##### Teks Sumber

Rapat paripurna tersebut dipimpin oleh Ketua DPRD Bali Nyoman Adi Wiryatama bersama Wakil Ketua Nyoman Sugawa Korry dan Nyoman Suyasa serta mayoritas anggota DPRD Provinsi Bali. Hadir juga Pj. Gubernur Bali SM Mahendra Jaya bersama pimpinan OPD serta ratusan undangan lainnya.
Menurut Darma Susila, pembentukan Raperda Provinsi Bali tentang Perlindungan dan Pemberdayaan Peternak sangat terkait dengan ketentuan Pasal 11 ayat (2) huruf c dan Pasal 11 ayat (3) huruf c Undang-undang (UU) No. 23 Tahun 2014 tentang Pemerintahan Daerah, khususnya sebagai bagian dari urusan pemerintahan pilihan. Dengan begitu pengaturan perlindungan dan pemberdayaan peternak, merupakan aktualisasi dari Undang-undang Pemerintahan Daerah dalam rangka penyediaan pangan dan peningkatan sektor peternakan di Provinsi Bali.
Inisiatif Dewan dalam penyusunan Raperda Provinsi Bali tentang Perlindungan dan Pemberdayaan Peternak, bertujuan untuk mengatur Kewenangan Pembagian Urusan Pemerintahan Konkuren Pilihan antara Pemerintahan Pusat, Pemerintahan Daerah Provinsi, dan Pemerintahan Daerah Kabupaten/Kota di bidang Pertanian, sebagaimana diatur pada ketentuan Pasal 12 ayat (3) huruf c UU Nomor 9 Tahun 2015 Perubahan Kedua Atas UU Nomor 23 Tahun 2014 tentang Pemerintahan Daerah.

##########
##### Bahan yang Diberikan

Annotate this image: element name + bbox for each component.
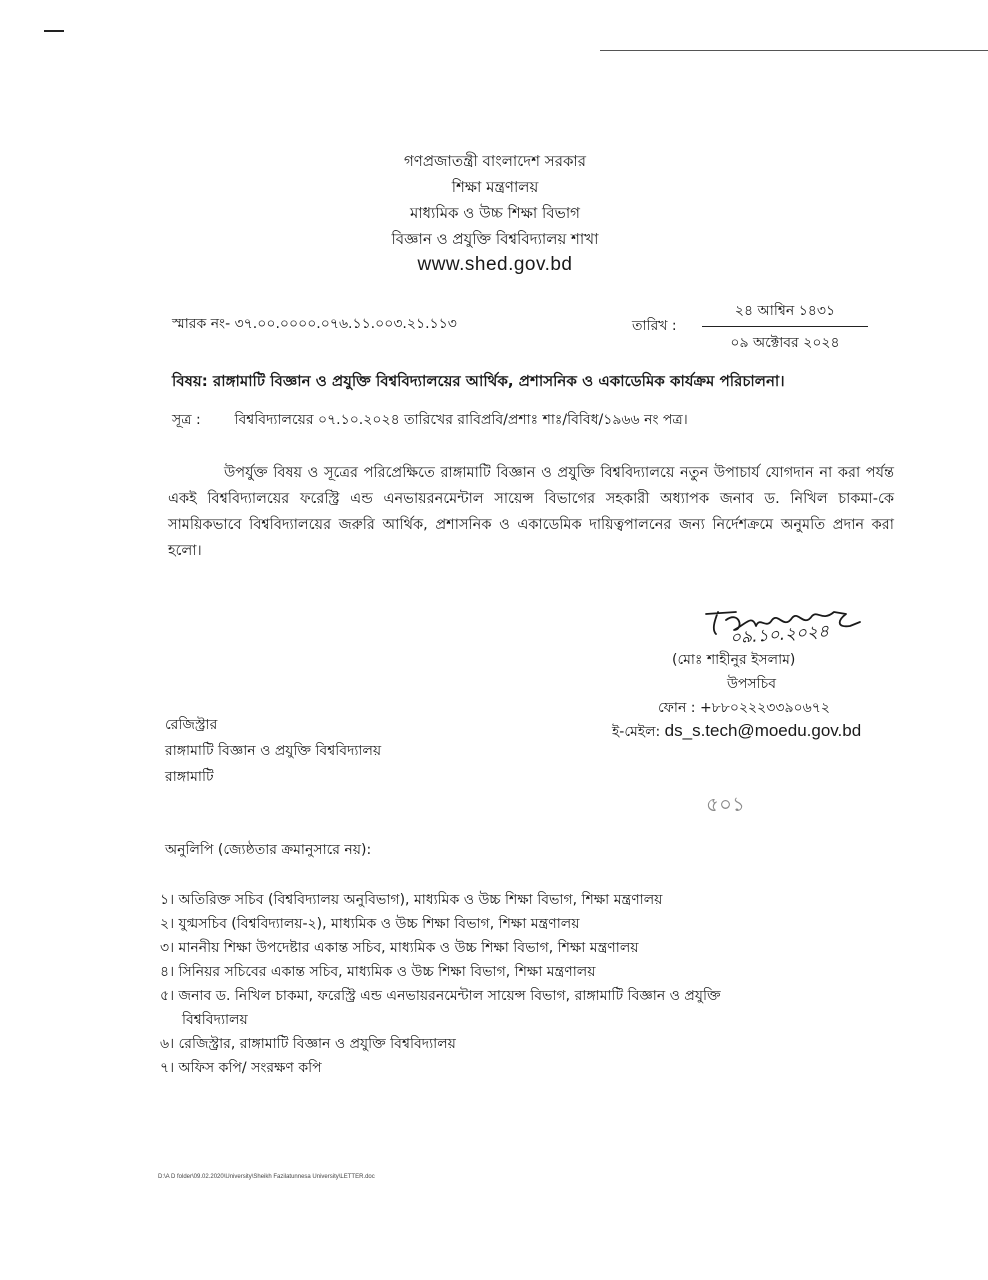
recipient-institution: রাঙ্গামাটি বিজ্ঞান ও প্রযুক্তি বিশ্ববিদ্যালয় xyxy=(165,743,382,759)
cc-list xyxy=(160,888,860,1080)
reference-text: বিশ্ববিদ্যালয়ের ০৭.১০.২০২৪ তারিখের রাবিপ্রবি/প্রশাঃ শাঃ/বিবিধ/১৯৬৬ নং পত্র। xyxy=(234,412,688,428)
subject-text: রাঙ্গামাটি বিজ্ঞান ও প্রযুক্তি বিশ্ববিদ্যালয়ের আর্থিক, প্রশাসনিক ও একাডেমিক কার্যক্রম পরিচালনা। xyxy=(212,372,785,390)
memo-number: স্মারক নং- ৩৭.০০.০০০০.০৭৬.১১.০০৩.২১.১১৩ xyxy=(172,316,457,332)
subject-line xyxy=(172,370,785,395)
reference-line xyxy=(172,408,688,432)
signer-email-line xyxy=(612,720,861,744)
cc-item: ৭। অফিস কপি/ সংরক্ষণ কপি xyxy=(160,1060,322,1076)
date-divider xyxy=(702,326,868,327)
date-box xyxy=(702,298,868,353)
file-path-footer: D:\A D folder\09.02.2020\University\Sheikh Fazilatunnesa University\LETTER.doc xyxy=(158,1174,375,1180)
recipient-title: রেজিস্ট্রার xyxy=(165,717,218,733)
received-number-mark: ৫০১ xyxy=(706,792,745,816)
cc-item: ২। যুগ্মসচিব (বিশ্ববিদ্যালয়-২), মাধ্যমিক ও উচ্চ শিক্ষা বিভাগ, শিক্ষা মন্ত্রণালয় xyxy=(160,916,580,932)
letterhead-branch: বিজ্ঞান ও প্রযুক্তি বিশ্ববিদ্যালয় শাখা xyxy=(391,230,599,248)
date-label: তারিখ : xyxy=(632,318,677,334)
subject-label: বিষয়: xyxy=(172,372,208,390)
cc-item: ১। অতিরিক্ত সচিব (বিশ্ববিদ্যালয় অনুবিভাগ), মাধ্যমিক ও উচ্চ শিক্ষা বিভাগ, শিক্ষা মন্ত্রণালয় xyxy=(160,892,663,908)
signer-phone: ফোন : +৮৮০২২২৩৩৯০৬৭২ xyxy=(658,700,830,716)
top-right-edge-line xyxy=(600,50,988,51)
letterhead-division: মাধ্যমিক ও উচ্চ শিক্ষা বিভাগ xyxy=(409,204,581,222)
recipient-city: রাঙ্গামাটি xyxy=(165,769,214,785)
signature-date: ০৯.১০.২০২৪ xyxy=(729,621,830,649)
email-address: ds_s.tech@moedu.gov.bd xyxy=(664,721,862,740)
body-paragraph: উপর্যুক্ত বিষয় ও সূত্রের পরিপ্রেক্ষিতে রাঙ্গামাটি বিজ্ঞান ও প্রযুক্তি বিশ্ববিদ্যালয়ে নতুন উপাচার্য যোগদান না করা পর্যন্ত একই বিশ্ববিদ্যালয়ের ফরেস্ট্রি এন্ড এনভায়রনমেন্টাল সায়েন্স বিভাগের সহকারী অধ্যাপক জনাব ড. নিখিল চাকমা-কে সাময়িকভাবে বিশ্ববিদ্যালয়ের জরুরি আর্থিক, প্রশাসনিক ও একাডেমিক দায়িত্বপালনের জন্য নির্দেশক্রমে অনুমতি প্রদান করা হলো। xyxy=(168,465,894,559)
reference-label: সূত্র : xyxy=(172,412,201,428)
cc-item: ৪। সিনিয়র সচিবের একান্ত সচিব, মাধ্যমিক ও উচ্চ শিক্ষা বিভাগ, শিক্ষা মন্ত্রণালয় xyxy=(160,964,596,980)
signer-designation: উপসচিব xyxy=(727,676,777,692)
cc-item-continuation: বিশ্ববিদ্যালয় xyxy=(182,1012,248,1028)
date-bangla: ২৪ আশ্বিন ১৪৩১ xyxy=(734,303,836,319)
top-left-mark xyxy=(44,30,64,32)
cc-item: ৩। মাননীয় শিক্ষা উপদেষ্টার একান্ত সচিব, মাধ্যমিক ও উচ্চ শিক্ষা বিভাগ, শিক্ষা মন্ত্রণালয় xyxy=(160,940,639,956)
signer-name: (মোঃ শাহীনুর ইসলাম) xyxy=(672,652,796,668)
cc-title: অনুলিপি (জ্যেষ্ঠতার ক্রমানুসারে নয়): xyxy=(165,842,372,858)
cc-item: ৫। জনাব ড. নিখিল চাকমা, ফরেস্ট্রি এন্ড এনভায়রনমেন্টাল সায়েন্স বিভাগ, রাঙ্গামাটি বিজ্ঞান ও প্রযুক্তি xyxy=(160,988,721,1004)
email-label: ই-মেইল: xyxy=(612,724,661,740)
cc-item: ৬। রেজিস্ট্রার, রাঙ্গামাটি বিজ্ঞান ও প্রযুক্তি বিশ্ববিদ্যালয় xyxy=(160,1036,456,1052)
letterhead-ministry: শিক্ষা মন্ত্রণালয় xyxy=(451,178,539,196)
letterhead xyxy=(330,148,660,278)
date-english: ০৯ অক্টোবর ২০২৪ xyxy=(730,335,840,351)
recipient-block xyxy=(165,712,381,790)
letterhead-government: গণপ্রজাতন্ত্রী বাংলাদেশ সরকার xyxy=(403,152,587,170)
letterhead-website: www.shed.gov.bd xyxy=(417,254,573,275)
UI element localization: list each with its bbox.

##########

Tuliskan kembali seluruh teks tentang Raperda perlindungan peternak di Bali tanpa mengubah satu kata pun. Catatan-catatan tersebut sama sekali tidak berperan di sini.

Hasil Tugas:
Rapat paripurna tersebut dipimpin oleh Ketua DPRD Bali Nyoman Adi Wiryatama bersama Wakil Ketua Nyoman Sugawa Korry dan Nyoman Suyasa serta mayoritas anggota DPRD Provinsi Bali. Hadir juga Pj. Gubernur Bali SM Mahendra Jaya bersama pimpinan OPD serta ratusan undangan lainnya.
Menurut Darma Susila, pembentukan Raperda Provinsi Bali tentang Perlindungan dan Pemberdayaan Peternak sangat terkait dengan ketentuan Pasal 11 ayat (2) huruf c dan Pasal 11 ayat (3) huruf c Undang-undang (UU) No. 23 Tahun 2014 tentang Pemerintahan Daerah, khususnya sebagai bagian dari urusan pemerintahan pilihan. Dengan begitu pengaturan perlindungan dan pemberdayaan peternak, merupakan aktualisasi dari Undang-undang Pemerintahan Daerah dalam rangka penyediaan pangan dan peningkatan sektor peternakan di Provinsi Bali.
Inisiatif Dewan dalam penyusunan Raperda Provinsi Bali tentang Perlindungan dan Pemberdayaan Peternak, bertujuan untuk mengatur Kewenangan Pembagian Urusan Pemerintahan Konkuren Pilihan antara Pemerintahan Pusat, Pemerintahan Daerah Provinsi, dan Pemerintahan Daerah Kabupaten/Kota di bidang Pertanian, sebagaimana diatur pada ketentuan Pasal 12 ayat (3) huruf c UU Nomor 9 Tahun 2015 Perubahan Kedua Atas UU Nomor 23 Tahun 2014 tentang Pemerintahan Daerah.